THE REQUEST — Examine the entries and show every line in which the word "description" is found.

Stored data —

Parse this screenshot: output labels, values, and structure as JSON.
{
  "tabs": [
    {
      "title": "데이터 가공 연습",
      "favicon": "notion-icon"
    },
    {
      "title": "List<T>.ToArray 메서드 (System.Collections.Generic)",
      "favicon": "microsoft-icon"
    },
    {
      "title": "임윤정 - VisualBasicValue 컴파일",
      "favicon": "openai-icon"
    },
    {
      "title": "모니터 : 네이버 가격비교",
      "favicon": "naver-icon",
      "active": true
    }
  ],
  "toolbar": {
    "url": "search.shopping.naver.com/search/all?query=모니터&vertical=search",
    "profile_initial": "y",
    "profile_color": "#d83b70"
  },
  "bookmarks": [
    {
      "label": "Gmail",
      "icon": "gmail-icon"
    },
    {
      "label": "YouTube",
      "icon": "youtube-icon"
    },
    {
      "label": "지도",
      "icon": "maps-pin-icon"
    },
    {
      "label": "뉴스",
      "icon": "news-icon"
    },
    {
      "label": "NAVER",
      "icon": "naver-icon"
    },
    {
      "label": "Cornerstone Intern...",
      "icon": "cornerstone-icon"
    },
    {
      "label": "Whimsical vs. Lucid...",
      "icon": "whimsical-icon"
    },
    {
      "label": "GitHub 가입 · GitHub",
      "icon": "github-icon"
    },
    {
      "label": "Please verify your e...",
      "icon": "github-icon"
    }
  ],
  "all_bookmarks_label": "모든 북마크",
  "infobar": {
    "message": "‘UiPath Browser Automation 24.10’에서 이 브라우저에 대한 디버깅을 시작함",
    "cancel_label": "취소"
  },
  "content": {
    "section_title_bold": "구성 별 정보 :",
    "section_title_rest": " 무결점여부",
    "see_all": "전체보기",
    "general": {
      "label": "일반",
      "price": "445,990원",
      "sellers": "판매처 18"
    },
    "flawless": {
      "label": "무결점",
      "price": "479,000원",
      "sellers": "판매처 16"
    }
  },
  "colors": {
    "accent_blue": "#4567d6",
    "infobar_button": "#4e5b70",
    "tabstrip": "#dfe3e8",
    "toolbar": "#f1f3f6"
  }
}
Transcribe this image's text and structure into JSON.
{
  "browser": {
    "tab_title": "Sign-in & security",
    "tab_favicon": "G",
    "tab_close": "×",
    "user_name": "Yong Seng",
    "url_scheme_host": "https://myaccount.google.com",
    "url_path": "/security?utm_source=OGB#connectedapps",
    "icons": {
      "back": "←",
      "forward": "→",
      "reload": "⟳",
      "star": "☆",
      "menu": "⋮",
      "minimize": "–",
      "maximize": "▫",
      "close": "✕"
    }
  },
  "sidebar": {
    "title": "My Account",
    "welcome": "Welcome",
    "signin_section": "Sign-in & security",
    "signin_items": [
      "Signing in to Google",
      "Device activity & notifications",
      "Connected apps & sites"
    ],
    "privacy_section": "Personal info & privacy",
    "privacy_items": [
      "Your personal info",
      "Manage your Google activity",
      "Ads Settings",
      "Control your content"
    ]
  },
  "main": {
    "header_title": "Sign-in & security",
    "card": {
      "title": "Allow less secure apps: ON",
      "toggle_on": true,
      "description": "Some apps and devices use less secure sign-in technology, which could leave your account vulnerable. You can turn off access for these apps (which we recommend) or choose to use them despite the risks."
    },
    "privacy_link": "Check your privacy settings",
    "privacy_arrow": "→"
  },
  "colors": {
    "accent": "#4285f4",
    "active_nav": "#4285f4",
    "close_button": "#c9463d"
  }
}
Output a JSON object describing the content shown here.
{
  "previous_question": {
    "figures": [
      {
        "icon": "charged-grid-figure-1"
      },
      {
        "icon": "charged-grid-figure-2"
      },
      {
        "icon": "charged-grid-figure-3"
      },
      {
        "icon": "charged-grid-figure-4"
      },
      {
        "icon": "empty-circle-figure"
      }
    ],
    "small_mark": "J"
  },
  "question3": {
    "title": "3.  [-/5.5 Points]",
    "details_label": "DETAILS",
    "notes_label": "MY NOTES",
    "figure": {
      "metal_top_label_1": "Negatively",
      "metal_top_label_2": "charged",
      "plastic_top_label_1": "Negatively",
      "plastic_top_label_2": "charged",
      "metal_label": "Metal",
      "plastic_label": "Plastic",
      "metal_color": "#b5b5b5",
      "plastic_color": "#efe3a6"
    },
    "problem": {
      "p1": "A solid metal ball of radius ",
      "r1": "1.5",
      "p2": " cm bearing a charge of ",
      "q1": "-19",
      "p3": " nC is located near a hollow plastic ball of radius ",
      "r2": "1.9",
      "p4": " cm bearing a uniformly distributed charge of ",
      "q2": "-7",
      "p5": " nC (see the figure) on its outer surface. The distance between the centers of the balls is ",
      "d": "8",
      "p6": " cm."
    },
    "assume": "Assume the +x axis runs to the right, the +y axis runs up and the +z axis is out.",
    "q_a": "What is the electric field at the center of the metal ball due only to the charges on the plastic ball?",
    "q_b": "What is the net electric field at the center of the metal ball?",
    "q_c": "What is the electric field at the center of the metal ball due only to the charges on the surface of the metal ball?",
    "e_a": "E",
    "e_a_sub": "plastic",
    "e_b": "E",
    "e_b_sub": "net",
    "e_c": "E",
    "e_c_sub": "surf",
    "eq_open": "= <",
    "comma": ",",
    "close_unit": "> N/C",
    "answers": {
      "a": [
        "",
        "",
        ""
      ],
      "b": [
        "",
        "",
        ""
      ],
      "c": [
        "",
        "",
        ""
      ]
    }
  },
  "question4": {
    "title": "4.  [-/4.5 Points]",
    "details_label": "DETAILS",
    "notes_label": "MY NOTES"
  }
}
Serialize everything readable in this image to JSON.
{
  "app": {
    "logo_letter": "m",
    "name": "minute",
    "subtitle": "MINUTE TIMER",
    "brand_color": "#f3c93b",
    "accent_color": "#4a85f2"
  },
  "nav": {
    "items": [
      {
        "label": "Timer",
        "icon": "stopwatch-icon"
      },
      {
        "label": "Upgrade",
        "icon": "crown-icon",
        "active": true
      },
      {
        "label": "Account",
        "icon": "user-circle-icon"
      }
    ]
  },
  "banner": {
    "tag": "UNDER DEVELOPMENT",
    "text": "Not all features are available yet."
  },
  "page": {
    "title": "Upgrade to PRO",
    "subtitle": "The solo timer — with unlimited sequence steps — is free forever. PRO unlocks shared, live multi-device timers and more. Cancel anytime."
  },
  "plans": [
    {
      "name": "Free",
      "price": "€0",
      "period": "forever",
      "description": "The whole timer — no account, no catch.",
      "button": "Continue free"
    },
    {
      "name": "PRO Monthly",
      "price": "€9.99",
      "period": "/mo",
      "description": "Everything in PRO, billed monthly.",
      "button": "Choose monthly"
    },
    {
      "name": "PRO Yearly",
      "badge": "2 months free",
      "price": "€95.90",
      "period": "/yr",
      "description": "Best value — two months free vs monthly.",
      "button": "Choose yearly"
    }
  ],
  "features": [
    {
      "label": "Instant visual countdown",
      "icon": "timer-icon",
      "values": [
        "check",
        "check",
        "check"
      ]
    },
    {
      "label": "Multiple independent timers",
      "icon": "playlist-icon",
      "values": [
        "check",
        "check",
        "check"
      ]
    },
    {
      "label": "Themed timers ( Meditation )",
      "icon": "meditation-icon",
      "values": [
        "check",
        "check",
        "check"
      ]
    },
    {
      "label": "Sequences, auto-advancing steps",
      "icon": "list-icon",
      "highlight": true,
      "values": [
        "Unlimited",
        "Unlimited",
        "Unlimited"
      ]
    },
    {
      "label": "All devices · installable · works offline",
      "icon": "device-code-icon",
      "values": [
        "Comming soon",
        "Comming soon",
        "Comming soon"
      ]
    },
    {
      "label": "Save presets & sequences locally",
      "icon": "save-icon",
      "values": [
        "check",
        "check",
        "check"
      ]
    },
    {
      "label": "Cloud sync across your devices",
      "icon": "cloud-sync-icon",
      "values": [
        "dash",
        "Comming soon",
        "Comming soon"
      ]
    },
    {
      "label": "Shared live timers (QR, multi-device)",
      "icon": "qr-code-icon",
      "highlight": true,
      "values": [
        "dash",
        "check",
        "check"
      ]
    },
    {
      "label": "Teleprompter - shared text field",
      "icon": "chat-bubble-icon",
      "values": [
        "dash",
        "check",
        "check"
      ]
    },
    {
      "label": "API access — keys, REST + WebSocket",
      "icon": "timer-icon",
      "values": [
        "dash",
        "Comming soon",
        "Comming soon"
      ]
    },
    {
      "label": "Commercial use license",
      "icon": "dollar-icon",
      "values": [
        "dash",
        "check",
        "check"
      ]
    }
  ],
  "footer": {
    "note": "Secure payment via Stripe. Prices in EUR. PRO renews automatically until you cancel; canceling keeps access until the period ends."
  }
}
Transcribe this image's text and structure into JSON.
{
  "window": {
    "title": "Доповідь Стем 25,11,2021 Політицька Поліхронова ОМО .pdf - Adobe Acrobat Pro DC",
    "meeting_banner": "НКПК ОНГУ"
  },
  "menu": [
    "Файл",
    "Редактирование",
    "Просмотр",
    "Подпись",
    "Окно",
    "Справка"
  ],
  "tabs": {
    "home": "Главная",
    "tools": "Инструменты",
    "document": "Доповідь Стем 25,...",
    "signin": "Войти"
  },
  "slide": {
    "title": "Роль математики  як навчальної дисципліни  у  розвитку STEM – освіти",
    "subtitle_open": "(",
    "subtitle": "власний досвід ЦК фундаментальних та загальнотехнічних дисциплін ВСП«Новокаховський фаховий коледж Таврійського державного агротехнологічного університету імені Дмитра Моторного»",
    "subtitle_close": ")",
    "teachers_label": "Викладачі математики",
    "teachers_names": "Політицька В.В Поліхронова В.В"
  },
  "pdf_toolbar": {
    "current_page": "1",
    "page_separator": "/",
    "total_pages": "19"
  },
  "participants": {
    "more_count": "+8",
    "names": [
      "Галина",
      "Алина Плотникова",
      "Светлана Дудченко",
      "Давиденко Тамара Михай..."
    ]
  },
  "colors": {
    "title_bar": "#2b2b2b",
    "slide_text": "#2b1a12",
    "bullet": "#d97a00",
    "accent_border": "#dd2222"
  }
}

TASK RESPONSE —
      "description": "Some apps and devices use less secure sign-in technology, which could leave your account vulnerable. You can turn off access for these apps (which we recommend) or choose to use them despite the risks."
      "description": "The whole timer — no account, no catch.",
      "description": "Everything in PRO, billed monthly.",
      "description": "Best value — two months free vs monthly.",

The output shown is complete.